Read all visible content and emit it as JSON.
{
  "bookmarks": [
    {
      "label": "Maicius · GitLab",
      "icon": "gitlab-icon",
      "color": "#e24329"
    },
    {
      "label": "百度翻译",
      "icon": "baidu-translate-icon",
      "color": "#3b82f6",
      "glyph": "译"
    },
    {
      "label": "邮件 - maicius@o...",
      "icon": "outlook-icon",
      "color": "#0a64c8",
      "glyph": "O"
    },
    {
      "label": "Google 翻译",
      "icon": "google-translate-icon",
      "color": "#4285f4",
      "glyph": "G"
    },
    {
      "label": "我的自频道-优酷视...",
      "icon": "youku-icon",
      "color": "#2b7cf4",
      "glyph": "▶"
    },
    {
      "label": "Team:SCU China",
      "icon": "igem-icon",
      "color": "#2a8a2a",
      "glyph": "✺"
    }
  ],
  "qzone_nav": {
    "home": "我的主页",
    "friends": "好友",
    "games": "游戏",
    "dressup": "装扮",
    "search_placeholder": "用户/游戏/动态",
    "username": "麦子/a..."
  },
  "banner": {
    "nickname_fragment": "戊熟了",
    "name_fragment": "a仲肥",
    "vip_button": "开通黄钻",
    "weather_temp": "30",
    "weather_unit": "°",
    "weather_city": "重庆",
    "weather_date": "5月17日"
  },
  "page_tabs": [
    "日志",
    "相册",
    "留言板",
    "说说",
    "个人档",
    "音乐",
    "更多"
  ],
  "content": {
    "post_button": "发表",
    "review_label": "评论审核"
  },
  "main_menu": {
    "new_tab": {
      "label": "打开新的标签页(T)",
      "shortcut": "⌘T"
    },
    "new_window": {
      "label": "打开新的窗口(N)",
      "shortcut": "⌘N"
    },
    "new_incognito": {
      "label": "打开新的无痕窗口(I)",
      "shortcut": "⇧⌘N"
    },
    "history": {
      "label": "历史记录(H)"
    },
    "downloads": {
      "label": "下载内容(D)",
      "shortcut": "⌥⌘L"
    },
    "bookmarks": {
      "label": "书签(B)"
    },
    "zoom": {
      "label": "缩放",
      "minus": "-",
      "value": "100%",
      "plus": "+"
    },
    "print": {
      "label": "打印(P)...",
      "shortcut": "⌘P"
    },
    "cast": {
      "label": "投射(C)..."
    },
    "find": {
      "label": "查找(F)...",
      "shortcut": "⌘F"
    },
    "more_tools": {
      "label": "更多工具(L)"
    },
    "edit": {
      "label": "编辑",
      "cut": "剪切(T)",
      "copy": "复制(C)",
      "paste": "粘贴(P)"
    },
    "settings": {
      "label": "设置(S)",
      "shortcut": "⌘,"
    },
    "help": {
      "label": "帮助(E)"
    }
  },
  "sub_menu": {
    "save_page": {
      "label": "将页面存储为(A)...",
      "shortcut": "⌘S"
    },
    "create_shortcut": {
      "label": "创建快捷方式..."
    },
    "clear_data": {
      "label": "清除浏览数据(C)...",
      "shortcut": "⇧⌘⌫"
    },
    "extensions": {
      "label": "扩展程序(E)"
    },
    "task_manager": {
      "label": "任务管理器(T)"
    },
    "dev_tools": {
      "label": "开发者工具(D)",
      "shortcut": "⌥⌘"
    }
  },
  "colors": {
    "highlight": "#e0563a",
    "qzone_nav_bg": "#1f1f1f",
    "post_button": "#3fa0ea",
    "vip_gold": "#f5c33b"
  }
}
- - -
*Problem to solve:*
Each line above must be printed exactly as it appears.

*Problem solution:*
Read all visible content and emit it as JSON.
{
  "bookmarks": [
    {
      "label": "Maicius · GitLab",
      "icon": "gitlab-icon",
      "color": "#e24329"
    },
    {
      "label": "百度翻译",
      "icon": "baidu-translate-icon",
      "color": "#3b82f6",
      "glyph": "译"
    },
    {
      "label": "邮件 - maicius@o...",
      "icon": "outlook-icon",
      "color": "#0a64c8",
      "glyph": "O"
    },
    {
      "label": "Google 翻译",
      "icon": "google-translate-icon",
      "color": "#4285f4",
      "glyph": "G"
    },
    {
      "label": "我的自频道-优酷视...",
      "icon": "youku-icon",
      "color": "#2b7cf4",
      "glyph": "▶"
    },
    {
      "label": "Team:SCU China",
      "icon": "igem-icon",
      "color": "#2a8a2a",
      "glyph": "✺"
    }
  ],
  "qzone_nav": {
    "home": "我的主页",
    "friends": "好友",
    "games": "游戏",
    "dressup": "装扮",
    "search_placeholder": "用户/游戏/动态",
    "username": "麦子/a..."
  },
  "banner": {
    "nickname_fragment": "戊熟了",
    "name_fragment": "a仲肥",
    "vip_button": "开通黄钻",
    "weather_temp": "30",
    "weather_unit": "°",
    "weather_city": "重庆",
    "weather_date": "5月17日"
  },
  "page_tabs": [
    "日志",
    "相册",
    "留言板",
    "说说",
    "个人档",
    "音乐",
    "更多"
  ],
  "content": {
    "post_button": "发表",
    "review_label": "评论审核"
  },
  "main_menu": {
    "new_tab": {
      "label": "打开新的标签页(T)",
      "shortcut": "⌘T"
    },
    "new_window": {
      "label": "打开新的窗口(N)",
      "shortcut": "⌘N"
    },
    "new_incognito": {
      "label": "打开新的无痕窗口(I)",
      "shortcut": "⇧⌘N"
    },
    "history": {
      "label": "历史记录(H)"
    },
    "downloads": {
      "label": "下载内容(D)",
      "shortcut": "⌥⌘L"
    },
    "bookmarks": {
      "label": "书签(B)"
    },
    "zoom": {
      "label": "缩放",
      "minus": "-",
      "value": "100%",
      "plus": "+"
    },
    "print": {
      "label": "打印(P)...",
      "shortcut": "⌘P"
    },
    "cast": {
      "label": "投射(C)..."
    },
    "find": {
      "label": "查找(F)...",
      "shortcut": "⌘F"
    },
    "more_tools": {
      "label": "更多工具(L)"
    },
    "edit": {
      "label": "编辑",
      "cut": "剪切(T)",
      "copy": "复制(C)",
      "paste": "粘贴(P)"
    },
    "settings": {
      "label": "设置(S)",
      "shortcut": "⌘,"
    },
    "help": {
      "label": "帮助(E)"
    }
  },
  "sub_menu": {
    "save_page": {
      "label": "将页面存储为(A)...",
      "shortcut": "⌘S"
    },
    "create_shortcut": {
      "label": "创建快捷方式..."
    },
    "clear_data": {
      "label": "清除浏览数据(C)...",
      "shortcut": "⇧⌘⌫"
    },
    "extensions": {
      "label": "扩展程序(E)"
    },
    "task_manager": {
      "label": "任务管理器(T)"
    },
    "dev_tools": {
      "label": "开发者工具(D)",
      "shortcut": "⌥⌘"
    }
  },
  "colors": {
    "highlight": "#e0563a",
    "qzone_nav_bg": "#1f1f1f",
    "post_button": "#3fa0ea",
    "vip_gold": "#f5c33b"
  }
}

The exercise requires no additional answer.